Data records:
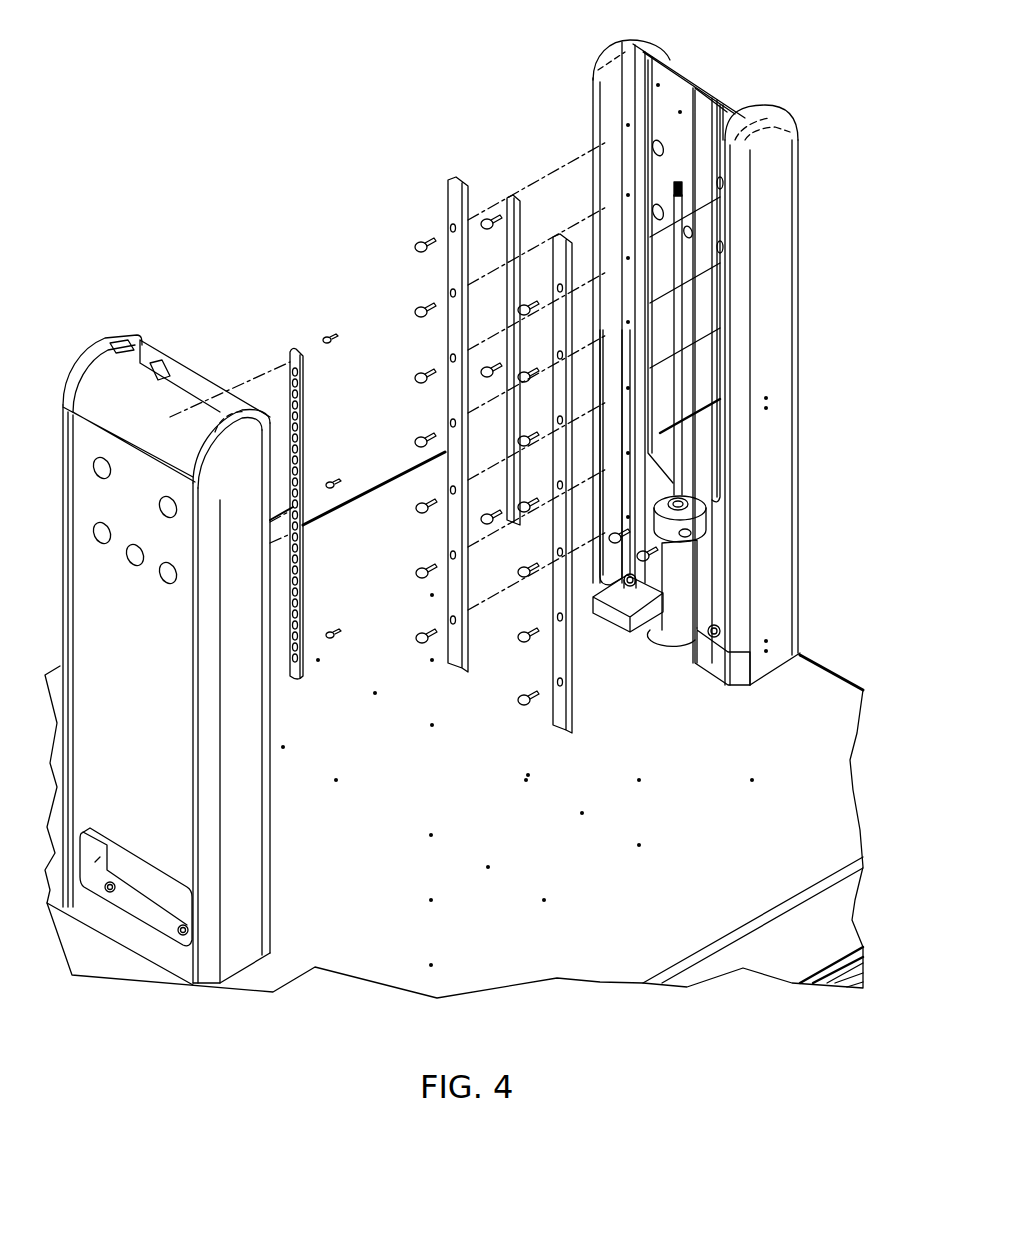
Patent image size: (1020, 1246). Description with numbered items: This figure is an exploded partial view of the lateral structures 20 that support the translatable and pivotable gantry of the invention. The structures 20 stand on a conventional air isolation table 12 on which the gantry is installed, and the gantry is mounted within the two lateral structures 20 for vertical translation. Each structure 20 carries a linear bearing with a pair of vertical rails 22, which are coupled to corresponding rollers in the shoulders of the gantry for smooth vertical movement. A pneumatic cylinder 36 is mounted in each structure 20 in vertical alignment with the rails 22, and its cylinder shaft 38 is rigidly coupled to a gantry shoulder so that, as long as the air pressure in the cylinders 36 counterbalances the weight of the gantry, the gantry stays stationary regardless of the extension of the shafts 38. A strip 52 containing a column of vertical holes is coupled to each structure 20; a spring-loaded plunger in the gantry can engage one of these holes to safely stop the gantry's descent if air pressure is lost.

The air isolation table 12 is at (818, 700).
The lateral structure 20 is at (188, 410).
The vertical rails 22 is at (455, 660).
The pneumatic cylinder 36 is at (660, 637).
The cylinder shaft 38 is at (677, 303).
The strip 52 is at (305, 403).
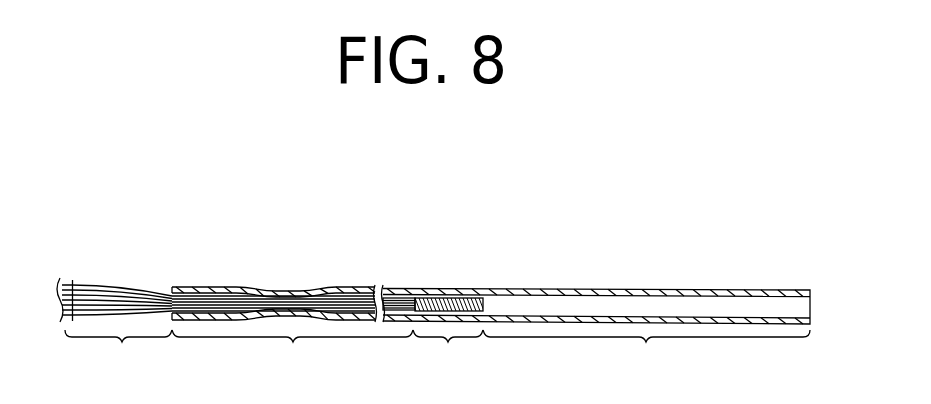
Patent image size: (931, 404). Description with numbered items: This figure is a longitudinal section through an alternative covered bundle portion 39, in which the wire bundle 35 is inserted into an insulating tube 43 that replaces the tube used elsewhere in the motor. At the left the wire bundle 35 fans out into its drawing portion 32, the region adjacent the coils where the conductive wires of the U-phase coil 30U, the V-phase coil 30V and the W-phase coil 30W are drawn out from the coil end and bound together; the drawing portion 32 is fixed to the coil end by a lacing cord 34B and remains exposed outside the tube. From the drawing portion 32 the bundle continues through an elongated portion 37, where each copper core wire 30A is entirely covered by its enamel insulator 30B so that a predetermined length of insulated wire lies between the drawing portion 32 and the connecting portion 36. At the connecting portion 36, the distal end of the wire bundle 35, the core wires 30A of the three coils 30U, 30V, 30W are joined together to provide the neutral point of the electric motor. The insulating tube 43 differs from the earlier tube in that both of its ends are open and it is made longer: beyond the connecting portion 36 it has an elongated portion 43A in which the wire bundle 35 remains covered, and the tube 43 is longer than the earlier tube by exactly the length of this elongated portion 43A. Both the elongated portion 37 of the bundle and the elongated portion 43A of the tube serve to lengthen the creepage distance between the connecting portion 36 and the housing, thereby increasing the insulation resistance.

The covered bundle portion 39 is at (433, 284).
The lacing cord 34B is at (73, 280).
The wire bundle 35 is at (131, 277).
The drawing portion 32 is at (118, 351).
The elongated portion 37 is at (292, 329).
The W-phase coil 30W is at (209, 305).
The V-phase coil 30V is at (278, 302).
The U-phase coil 30U is at (337, 302).
The insulator 30B is at (391, 298).
The core wire 30A is at (468, 299).
The connecting portion 36 is at (448, 351).
The insulating tube 43 is at (613, 290).
The elongated portion 43A is at (646, 351).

• What you are asked to do: Retype every line of the items above without changing a character, leaving the pictures out of your answer.

• Answer:
Patent image size: (1020, 1246). Description with numbered items: This figure is an exploded partial view of the lateral structures 20 that support the translatable and pivotable gantry of the invention. The structures 20 stand on a conventional air isolation table 12 on which the gantry is installed, and the gantry is mounted within the two lateral structures 20 for vertical translation. Each structure 20 carries a linear bearing with a pair of vertical rails 22, which are coupled to corresponding rollers in the shoulders of the gantry for smooth vertical movement. A pneumatic cylinder 36 is mounted in each structure 20 in vertical alignment with the rails 22, and its cylinder shaft 38 is rigidly coupled to a gantry shoulder so that, as long as the air pressure in the cylinders 36 counterbalances the weight of the gantry, the gantry stays stationary regardless of the extension of the shafts 38. A strip 52 containing a column of vertical holes is coupled to each structure 20; a spring-loaded plunger in the gantry can engage one of these holes to safely stop the gantry's descent if air pressure is lost.

The air isolation table 12 is at (818, 700).
The lateral structure 20 is at (188, 410).
The vertical rails 22 is at (455, 660).
The pneumatic cylinder 36 is at (660, 637).
The cylinder shaft 38 is at (677, 303).
The strip 52 is at (305, 403).
Patent image size: (931, 404). Description with numbered items: This figure is a longitudinal section through an alternative covered bundle portion 39, in which the wire bundle 35 is inserted into an insulating tube 43 that replaces the tube used elsewhere in the motor. At the left the wire bundle 35 fans out into its drawing portion 32, the region adjacent the coils where the conductive wires of the U-phase coil 30U, the V-phase coil 30V and the W-phase coil 30W are drawn out from the coil end and bound together; the drawing portion 32 is fixed to the coil end by a lacing cord 34B and remains exposed outside the tube. From the drawing portion 32 the bundle continues through an elongated portion 37, where each copper core wire 30A is entirely covered by its enamel insulator 30B so that a predetermined length of insulated wire lies between the drawing portion 32 and the connecting portion 36. At the connecting portion 36, the distal end of the wire bundle 35, the core wires 30A of the three coils 30U, 30V, 30W are joined together to provide the neutral point of the electric motor. The insulating tube 43 differs from the earlier tube in that both of its ends are open and it is made longer: beyond the connecting portion 36 it has an elongated portion 43A in which the wire bundle 35 remains covered, and the tube 43 is longer than the earlier tube by exactly the length of this elongated portion 43A. Both the elongated portion 37 of the bundle and the elongated portion 43A of the tube serve to lengthen the creepage distance between the connecting portion 36 and the housing, thereby increasing the insulation resistance.

The covered bundle portion 39 is at (433, 284).
The lacing cord 34B is at (73, 280).
The wire bundle 35 is at (131, 277).
The drawing portion 32 is at (118, 351).
The elongated portion 37 is at (292, 329).
The W-phase coil 30W is at (209, 305).
The V-phase coil 30V is at (278, 302).
The U-phase coil 30U is at (337, 302).
The insulator 30B is at (391, 298).
The core wire 30A is at (468, 299).
The connecting portion 36 is at (448, 351).
The insulating tube 43 is at (613, 290).
The elongated portion 43A is at (646, 351).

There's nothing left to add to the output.